> **Required task**
For each line of the data below that holds "BINANCE", copy the line.

> **Information supplied**

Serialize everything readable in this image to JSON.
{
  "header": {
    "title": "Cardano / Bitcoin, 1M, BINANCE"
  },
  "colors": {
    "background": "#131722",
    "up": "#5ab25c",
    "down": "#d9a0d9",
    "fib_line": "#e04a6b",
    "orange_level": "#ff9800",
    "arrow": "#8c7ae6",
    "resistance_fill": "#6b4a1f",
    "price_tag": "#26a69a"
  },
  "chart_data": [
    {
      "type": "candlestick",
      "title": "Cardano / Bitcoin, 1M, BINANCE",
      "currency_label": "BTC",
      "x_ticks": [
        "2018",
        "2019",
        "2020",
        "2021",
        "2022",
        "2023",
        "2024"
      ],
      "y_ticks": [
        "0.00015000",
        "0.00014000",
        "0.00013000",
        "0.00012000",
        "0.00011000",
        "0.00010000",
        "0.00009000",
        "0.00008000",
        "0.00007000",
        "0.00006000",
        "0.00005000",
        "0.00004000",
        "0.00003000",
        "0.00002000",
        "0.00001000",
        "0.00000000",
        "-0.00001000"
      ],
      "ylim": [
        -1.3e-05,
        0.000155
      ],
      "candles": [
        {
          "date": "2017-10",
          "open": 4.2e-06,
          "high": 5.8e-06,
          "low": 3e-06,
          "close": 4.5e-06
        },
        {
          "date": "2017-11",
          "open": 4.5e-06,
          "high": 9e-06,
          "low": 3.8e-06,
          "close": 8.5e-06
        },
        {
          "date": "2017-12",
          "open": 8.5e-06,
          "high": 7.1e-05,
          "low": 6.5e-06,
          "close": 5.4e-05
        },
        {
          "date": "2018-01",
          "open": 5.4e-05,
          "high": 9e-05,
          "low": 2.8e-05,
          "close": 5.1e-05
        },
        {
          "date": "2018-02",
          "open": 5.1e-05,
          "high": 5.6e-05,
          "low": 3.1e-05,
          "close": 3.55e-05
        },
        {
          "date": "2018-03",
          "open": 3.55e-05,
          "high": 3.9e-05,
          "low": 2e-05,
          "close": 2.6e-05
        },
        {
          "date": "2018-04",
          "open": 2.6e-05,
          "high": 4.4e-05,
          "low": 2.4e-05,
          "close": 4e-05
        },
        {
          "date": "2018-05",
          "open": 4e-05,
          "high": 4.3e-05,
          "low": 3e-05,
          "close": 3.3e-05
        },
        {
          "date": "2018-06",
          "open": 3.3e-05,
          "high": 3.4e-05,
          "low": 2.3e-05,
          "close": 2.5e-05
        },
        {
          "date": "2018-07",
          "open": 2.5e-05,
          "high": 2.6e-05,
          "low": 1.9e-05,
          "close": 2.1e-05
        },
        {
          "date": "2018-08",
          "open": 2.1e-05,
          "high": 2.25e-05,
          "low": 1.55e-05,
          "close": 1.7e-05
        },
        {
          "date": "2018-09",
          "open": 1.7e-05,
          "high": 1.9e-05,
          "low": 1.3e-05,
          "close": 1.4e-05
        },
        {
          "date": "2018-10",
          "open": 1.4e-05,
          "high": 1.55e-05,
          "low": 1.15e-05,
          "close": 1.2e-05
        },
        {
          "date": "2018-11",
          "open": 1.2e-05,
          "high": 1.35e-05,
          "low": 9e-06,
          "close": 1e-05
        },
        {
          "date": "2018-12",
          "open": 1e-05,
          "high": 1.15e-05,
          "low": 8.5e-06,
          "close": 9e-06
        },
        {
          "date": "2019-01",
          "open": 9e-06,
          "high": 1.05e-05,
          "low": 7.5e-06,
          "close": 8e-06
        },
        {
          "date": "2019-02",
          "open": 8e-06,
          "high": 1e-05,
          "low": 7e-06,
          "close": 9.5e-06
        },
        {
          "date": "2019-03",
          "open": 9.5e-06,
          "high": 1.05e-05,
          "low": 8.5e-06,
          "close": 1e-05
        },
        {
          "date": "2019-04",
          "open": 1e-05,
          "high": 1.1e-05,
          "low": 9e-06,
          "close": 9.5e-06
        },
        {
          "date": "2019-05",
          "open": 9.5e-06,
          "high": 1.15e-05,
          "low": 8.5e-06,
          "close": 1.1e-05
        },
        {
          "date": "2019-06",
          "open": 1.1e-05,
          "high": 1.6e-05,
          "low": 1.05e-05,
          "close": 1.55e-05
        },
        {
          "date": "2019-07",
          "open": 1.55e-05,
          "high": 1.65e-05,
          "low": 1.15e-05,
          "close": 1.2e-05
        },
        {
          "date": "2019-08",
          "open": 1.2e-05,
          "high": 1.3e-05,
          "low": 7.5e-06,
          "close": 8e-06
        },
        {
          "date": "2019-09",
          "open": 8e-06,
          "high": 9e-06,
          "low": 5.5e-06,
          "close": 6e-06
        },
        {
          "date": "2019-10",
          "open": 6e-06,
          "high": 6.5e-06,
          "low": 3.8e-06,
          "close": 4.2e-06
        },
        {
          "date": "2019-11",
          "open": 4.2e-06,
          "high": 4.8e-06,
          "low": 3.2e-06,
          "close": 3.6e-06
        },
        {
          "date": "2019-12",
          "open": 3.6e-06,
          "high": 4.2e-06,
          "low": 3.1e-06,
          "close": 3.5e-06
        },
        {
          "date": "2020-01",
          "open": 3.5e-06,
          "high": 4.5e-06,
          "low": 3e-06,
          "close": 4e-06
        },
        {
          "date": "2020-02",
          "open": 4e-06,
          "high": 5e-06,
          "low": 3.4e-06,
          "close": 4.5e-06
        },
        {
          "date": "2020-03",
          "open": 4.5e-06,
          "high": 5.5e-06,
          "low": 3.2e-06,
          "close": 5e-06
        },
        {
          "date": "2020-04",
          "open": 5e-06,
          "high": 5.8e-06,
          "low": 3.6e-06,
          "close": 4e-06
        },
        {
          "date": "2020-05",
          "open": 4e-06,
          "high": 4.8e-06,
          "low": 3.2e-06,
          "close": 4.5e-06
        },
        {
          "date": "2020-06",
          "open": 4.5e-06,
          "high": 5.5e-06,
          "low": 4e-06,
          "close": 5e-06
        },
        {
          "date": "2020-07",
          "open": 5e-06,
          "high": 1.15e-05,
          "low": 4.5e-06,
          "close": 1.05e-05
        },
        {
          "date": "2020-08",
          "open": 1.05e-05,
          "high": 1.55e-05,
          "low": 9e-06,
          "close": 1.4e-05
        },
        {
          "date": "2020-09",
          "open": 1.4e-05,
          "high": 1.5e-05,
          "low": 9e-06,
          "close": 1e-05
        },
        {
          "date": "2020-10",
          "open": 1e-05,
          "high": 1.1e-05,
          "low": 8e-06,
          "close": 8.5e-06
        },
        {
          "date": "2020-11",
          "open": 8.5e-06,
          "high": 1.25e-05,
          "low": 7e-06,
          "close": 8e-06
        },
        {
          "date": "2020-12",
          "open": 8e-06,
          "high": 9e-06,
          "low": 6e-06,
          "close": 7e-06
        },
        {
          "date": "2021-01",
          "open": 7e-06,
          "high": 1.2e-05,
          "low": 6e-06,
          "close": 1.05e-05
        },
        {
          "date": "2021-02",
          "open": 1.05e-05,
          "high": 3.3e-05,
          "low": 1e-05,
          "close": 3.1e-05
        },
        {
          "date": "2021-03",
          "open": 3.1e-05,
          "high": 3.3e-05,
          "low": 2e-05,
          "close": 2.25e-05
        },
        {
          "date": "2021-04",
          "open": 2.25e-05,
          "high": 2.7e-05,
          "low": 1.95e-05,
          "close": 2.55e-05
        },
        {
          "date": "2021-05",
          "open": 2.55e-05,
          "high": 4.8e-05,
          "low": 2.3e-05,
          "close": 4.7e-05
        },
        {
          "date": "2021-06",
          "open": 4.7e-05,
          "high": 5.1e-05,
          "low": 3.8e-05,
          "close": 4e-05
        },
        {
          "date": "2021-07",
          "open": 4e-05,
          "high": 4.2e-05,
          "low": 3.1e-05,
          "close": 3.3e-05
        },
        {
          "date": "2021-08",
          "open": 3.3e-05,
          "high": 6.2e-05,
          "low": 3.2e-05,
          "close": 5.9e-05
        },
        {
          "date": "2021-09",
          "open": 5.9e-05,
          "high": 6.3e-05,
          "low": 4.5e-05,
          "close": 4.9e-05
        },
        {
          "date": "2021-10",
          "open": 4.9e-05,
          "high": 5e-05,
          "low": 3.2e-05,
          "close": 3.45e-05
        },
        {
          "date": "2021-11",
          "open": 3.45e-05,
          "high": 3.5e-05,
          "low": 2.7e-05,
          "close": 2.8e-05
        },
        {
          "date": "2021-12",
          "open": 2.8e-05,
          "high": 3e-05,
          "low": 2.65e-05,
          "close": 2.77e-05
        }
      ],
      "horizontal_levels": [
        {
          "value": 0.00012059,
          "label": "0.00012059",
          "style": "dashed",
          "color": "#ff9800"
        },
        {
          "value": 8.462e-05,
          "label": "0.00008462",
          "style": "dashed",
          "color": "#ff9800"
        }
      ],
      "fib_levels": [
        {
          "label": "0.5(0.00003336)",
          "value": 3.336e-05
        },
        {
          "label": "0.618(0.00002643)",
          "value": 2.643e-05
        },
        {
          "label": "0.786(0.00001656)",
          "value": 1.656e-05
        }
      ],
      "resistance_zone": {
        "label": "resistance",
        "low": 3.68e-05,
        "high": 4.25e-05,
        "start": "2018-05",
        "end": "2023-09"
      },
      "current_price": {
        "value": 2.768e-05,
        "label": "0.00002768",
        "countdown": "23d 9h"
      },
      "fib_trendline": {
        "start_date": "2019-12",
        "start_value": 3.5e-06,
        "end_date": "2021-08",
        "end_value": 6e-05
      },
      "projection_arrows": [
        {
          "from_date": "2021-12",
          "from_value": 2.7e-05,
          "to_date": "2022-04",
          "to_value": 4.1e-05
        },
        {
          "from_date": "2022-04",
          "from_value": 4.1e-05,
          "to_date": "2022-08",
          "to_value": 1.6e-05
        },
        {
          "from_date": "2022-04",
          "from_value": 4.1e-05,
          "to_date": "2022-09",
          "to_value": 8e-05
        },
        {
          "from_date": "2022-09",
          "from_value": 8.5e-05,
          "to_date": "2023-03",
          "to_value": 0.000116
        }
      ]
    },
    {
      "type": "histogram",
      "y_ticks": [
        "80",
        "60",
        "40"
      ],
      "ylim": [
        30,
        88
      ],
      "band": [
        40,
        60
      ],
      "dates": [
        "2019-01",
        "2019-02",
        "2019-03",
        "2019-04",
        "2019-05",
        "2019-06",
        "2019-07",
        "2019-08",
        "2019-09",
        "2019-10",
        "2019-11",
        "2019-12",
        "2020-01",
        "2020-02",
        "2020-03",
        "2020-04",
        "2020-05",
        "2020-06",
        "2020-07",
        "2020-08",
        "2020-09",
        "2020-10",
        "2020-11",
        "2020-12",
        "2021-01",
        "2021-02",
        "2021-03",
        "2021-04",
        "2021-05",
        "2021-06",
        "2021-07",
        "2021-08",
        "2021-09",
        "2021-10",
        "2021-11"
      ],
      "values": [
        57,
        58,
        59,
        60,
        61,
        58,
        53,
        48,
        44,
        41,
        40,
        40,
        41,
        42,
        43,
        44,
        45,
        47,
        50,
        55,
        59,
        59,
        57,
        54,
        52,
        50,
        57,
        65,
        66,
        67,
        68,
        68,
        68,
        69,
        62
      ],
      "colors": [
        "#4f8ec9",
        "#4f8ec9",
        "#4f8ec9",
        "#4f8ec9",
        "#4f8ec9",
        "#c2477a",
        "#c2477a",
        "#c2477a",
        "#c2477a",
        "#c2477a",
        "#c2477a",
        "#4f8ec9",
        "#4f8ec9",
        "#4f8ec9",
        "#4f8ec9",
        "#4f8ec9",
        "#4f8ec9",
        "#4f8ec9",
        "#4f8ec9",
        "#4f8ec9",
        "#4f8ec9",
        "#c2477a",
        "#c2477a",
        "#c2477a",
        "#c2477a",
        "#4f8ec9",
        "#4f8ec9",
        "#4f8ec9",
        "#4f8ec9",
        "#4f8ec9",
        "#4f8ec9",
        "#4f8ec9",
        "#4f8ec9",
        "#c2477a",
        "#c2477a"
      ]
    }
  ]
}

> **Solution**
    "title": "Cardano / Bitcoin, 1M, BINANCE"
      "title": "Cardano / Bitcoin, 1M, BINANCE",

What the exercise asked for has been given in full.